Request A:
Quote the records word for word, from their first line through the line containing "- password-strength: Fair", with both of those lines included.

Source extract:
§

At any moment during the last 97 days -- and during the last 12
years -- Saddam Hussein could have completely and immediately disarmed
himself. Instead, he's used all this time to build and to hide
weapons. He must be hoping that by stalling he'll buy himself another
12 years. He's wrong. (Applause.) This country will not accept a
serious and mounting threat to our nation, our people, and our friends
and allies. (Applause.)
Military force is always this nation's last option. Yet if force
becomes necessary to disarm Iraq and enforce the will of the United
Nations, if force becomes necessary to secure our country and to keep
the peace, America will act deliberately, America will act decisively,
and America will act victoriously with the world's greatest military.
America will also be acting with friends and allies. An
overwhelming majority of NATO members oppose the threat of Iraq, and
understand that tough choices may be necessary to keep the peace. Many
nations have offered to provide forces or other support to disarm the
Iraqi regime. Every nation of the Gulf Cooperation Council has agreed
to help defend and protect Kuwait. And now the world's most important
multilateral body faces a decision.
The decision is this for the United Nations: When you say something
does it mean anything? You've got to decide, if you lay down a
resolution, does it mean anything? The United Nations Security Council
can now decide whether or not it has the resolve to enforce it's
I'm optimistic that the U.N. Security Council will rise to its
responsibilities, and this time ensure enforcement of what it told
Saddam Hussein he must do. See, I believe when it's all said and done,
free nations will not allow the United Nations to fade into history as
an ineffective, irrelevant debating society. (Applause.) I'm optimistic
that free nations will show backbone and courage in the face of true
threats to peace and freedom.

§

Material shown:
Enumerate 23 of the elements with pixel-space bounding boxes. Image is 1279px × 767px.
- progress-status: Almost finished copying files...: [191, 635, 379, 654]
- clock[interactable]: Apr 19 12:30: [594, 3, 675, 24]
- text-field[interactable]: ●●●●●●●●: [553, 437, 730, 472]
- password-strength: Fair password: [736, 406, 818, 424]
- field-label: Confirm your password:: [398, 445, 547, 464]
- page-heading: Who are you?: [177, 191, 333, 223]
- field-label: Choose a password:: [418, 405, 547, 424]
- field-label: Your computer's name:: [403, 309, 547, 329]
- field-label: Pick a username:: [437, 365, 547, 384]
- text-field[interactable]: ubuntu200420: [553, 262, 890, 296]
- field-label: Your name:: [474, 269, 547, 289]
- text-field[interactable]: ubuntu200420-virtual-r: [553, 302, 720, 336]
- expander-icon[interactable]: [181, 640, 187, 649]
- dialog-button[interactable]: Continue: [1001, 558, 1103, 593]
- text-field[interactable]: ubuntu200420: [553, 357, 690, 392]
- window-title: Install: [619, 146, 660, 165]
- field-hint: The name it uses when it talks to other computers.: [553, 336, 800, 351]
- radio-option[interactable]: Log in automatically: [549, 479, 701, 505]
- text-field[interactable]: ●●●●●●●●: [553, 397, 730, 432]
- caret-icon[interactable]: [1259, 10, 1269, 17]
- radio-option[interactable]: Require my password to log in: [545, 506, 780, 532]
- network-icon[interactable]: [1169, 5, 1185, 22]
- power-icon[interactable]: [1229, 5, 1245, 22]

§

Request B:
Answer these questions about the speech excerpt:
(i) During how many days does the excerpt say Saddam Hussein could have disarmed at any moment?
(ii) Every nation of which council has agreed to help defend and protect Kuwait?
(iii) What does the excerpt call military force?

Full response A:
Enumerate 23 of the elements with pixel-space bounding boxes. Image is 1279px × 767px.
- progress-status: Almost finished copying files...: [191, 635, 379, 654]
- clock[interactable]: Apr 19 12:30: [594, 3, 675, 24]
- text-field[interactable]: ●●●●●●●●: [553, 437, 730, 472]
- password-strength: Fair password: [736, 406, 818, 424]

Full response B:
(i) The last 97 days
(ii) The Gulf Cooperation Council
(iii) Always this nation's last option